(EXERCISE REQUIREMENTS)
Below is a listing. Gather each line of it that contains "image".

(GIVEN RECORDS)
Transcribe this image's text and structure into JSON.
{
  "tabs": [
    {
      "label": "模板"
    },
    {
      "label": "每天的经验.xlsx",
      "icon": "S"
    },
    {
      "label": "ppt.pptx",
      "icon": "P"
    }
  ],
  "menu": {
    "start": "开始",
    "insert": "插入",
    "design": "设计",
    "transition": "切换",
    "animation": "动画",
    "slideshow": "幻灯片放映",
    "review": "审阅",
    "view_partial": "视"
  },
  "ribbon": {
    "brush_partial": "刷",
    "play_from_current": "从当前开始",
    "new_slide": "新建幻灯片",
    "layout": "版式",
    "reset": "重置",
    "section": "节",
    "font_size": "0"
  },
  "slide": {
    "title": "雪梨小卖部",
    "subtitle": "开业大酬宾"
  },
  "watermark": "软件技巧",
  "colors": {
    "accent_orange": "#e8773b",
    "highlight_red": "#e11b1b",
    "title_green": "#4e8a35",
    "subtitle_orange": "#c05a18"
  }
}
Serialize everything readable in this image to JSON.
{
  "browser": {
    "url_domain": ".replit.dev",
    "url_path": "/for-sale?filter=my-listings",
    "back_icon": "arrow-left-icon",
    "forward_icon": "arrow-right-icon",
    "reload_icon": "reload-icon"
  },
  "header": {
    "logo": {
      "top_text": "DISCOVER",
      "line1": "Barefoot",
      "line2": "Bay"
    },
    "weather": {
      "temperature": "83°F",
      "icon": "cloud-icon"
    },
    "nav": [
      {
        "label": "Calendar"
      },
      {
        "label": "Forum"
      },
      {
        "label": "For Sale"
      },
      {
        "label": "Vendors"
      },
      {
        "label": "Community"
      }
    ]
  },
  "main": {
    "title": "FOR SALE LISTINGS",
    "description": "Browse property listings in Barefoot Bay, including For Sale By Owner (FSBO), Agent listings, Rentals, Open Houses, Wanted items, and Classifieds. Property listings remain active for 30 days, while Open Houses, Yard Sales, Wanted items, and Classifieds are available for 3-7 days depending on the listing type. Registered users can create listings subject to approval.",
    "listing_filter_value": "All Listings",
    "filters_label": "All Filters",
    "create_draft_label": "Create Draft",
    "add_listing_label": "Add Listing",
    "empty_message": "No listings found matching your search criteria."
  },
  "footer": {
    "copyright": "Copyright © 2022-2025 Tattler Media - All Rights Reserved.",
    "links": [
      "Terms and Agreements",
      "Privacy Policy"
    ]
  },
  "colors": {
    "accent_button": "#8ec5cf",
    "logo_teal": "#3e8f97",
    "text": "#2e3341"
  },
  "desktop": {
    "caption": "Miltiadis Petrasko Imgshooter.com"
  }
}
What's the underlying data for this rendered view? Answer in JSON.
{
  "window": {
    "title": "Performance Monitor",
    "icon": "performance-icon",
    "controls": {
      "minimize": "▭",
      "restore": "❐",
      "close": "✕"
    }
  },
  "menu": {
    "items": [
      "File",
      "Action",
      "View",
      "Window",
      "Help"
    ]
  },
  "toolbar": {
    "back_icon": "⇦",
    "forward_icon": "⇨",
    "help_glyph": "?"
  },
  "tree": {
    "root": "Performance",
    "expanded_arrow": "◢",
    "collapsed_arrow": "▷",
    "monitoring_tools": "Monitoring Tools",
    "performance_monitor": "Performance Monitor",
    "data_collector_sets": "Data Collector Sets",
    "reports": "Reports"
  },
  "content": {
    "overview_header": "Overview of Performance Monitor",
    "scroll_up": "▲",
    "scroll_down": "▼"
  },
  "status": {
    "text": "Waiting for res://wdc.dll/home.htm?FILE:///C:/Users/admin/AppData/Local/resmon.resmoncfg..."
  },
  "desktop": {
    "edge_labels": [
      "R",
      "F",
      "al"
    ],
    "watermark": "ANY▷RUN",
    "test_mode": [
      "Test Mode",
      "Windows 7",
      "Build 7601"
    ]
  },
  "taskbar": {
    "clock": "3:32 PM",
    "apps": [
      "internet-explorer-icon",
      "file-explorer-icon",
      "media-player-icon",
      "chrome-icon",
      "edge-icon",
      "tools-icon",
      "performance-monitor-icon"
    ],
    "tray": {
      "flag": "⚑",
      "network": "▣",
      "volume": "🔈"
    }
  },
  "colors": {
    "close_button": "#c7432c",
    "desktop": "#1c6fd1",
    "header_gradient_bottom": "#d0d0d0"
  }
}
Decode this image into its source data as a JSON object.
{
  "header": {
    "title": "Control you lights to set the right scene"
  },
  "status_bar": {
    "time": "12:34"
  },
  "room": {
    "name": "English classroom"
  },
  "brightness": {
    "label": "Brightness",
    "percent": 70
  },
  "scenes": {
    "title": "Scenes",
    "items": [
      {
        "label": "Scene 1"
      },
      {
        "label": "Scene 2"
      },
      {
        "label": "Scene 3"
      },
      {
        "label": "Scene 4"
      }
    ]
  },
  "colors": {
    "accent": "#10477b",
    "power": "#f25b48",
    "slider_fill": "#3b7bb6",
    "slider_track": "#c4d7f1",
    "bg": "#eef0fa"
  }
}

(RESULT BELOW)
Transcribe this image's text and structure into JSON.
Serialize everything readable in this image to JSON.
Decode this image into its source data as a JSON object.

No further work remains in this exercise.